EXCERPT TO READ:

>>>>

However,as St. Macarios—along with the scripture and all of the saints—tell us, in the heart we find Christ. The heart is the doorway to the heavenly cities and the treasures of grace. Repentance in our heart is the removal of the fig leaves, it is the acceptance of the ugly mess I am: an ugly mess that God loves. I am the wandering son who has squandered all of the wealth, the grace, which my Father has given me. I am the unfaithful wife who is always looking somewhere else for the better deal, for the lover whom I fantasize will give me what my brokenness lusts for. I am Adam, covering my sin, refusing to accept my shame, and constantly blaming others. But if, for a moment, I can confess, If I can agree with God: “Yes God, I am a mess, a terrible mess!” Then, at that moment, I am clothed with Christ. Then I put on Christ. No longer seeking to justify myself, I weep at Jesus feet and am somehow comforted. I offer myself as a slave and I am accepted as a son, or as a well beloved wife. Somehow, in my heart, God sees through all of the mess to something worth loving, something worth saving, something that I cannot myself see. I have to believe Him. I have to accept His love.
And so when people say things like “follow your heart,” one really has to ask what they mean. For Christians, the heart we find and follow is the hidden man of the heart, our repenting soul following Christ on the pathways He leads us on—in our heart.

<<<<

STORED DATA:
>>>>

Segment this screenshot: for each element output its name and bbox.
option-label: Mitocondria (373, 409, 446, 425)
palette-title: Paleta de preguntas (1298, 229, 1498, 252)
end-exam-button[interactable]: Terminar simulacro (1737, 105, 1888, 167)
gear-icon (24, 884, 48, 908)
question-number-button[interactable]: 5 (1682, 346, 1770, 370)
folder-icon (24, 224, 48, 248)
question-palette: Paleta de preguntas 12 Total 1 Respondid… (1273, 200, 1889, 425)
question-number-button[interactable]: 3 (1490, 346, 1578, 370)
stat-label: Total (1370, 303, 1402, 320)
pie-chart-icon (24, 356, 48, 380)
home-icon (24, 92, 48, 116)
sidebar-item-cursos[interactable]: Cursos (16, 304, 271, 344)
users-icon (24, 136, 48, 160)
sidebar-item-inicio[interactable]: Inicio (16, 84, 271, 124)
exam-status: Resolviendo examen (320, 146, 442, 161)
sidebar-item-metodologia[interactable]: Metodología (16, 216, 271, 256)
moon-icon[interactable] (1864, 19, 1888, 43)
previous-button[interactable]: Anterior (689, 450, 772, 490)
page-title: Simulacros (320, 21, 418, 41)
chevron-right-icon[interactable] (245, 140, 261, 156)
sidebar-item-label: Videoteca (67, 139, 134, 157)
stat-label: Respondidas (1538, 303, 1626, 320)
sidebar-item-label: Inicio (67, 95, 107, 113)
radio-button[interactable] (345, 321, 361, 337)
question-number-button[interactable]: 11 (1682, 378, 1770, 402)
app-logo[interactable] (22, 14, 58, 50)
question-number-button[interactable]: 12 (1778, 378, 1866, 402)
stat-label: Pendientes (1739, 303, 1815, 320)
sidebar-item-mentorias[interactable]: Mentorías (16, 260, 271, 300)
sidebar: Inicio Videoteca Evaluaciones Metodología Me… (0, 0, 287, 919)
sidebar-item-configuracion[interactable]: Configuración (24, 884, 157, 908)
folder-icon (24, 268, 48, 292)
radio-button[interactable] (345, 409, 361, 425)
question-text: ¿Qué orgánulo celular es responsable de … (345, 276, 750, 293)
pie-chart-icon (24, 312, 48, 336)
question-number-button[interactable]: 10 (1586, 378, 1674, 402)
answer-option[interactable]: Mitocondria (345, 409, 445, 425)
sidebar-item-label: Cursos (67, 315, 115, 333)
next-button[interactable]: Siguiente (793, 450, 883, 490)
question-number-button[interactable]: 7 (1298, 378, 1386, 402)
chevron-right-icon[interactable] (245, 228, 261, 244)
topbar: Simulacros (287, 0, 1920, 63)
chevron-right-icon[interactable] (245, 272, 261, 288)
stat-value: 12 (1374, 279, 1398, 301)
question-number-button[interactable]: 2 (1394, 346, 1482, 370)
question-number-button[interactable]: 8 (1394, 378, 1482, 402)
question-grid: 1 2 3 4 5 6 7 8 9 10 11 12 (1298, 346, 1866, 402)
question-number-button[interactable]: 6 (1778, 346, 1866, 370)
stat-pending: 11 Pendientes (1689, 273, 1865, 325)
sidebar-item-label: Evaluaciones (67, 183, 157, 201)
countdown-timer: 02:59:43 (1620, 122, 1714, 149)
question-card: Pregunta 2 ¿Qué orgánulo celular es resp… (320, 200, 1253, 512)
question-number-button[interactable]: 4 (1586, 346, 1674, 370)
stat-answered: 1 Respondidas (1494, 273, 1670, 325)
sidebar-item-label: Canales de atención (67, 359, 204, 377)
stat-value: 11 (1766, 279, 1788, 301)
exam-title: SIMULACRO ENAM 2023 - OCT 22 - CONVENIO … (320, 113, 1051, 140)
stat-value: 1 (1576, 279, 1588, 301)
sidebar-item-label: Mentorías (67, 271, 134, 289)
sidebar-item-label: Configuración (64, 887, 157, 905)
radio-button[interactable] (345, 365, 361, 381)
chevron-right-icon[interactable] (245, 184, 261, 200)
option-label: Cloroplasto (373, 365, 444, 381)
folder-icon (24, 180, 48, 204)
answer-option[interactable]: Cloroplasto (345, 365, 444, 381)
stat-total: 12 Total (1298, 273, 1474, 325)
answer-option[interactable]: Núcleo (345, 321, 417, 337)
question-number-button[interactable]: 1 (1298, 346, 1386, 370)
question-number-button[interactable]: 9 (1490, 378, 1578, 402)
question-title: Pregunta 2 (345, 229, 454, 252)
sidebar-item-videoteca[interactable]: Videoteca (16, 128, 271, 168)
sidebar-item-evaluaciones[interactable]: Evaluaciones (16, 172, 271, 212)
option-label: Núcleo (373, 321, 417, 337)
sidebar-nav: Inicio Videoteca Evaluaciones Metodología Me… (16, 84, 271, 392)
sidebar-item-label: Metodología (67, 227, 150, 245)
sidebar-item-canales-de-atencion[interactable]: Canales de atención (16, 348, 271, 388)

<<<<

THE TASK:
For each statement below, say yes or no to whether it agrees with the passage on repentance and the heart, and quote the exact words of the passage that decide it.
1. The heart is called the doorway to the heavenly cities.
2. The passage describes offering oneself as a son and being accepted as a slave.
3. For Christians, the heart that is found and followed is the hidden man of the heart.

TASK OUTPUT:
1. Yes: "The heart is the doorway to the heavenly cities and the treasures of grace."
2. No: "I offer myself as a slave and I am accepted as a son, or as a well beloved wife."
3. Yes: "For Christians, the heart we find and follow is the hidden man of the heart"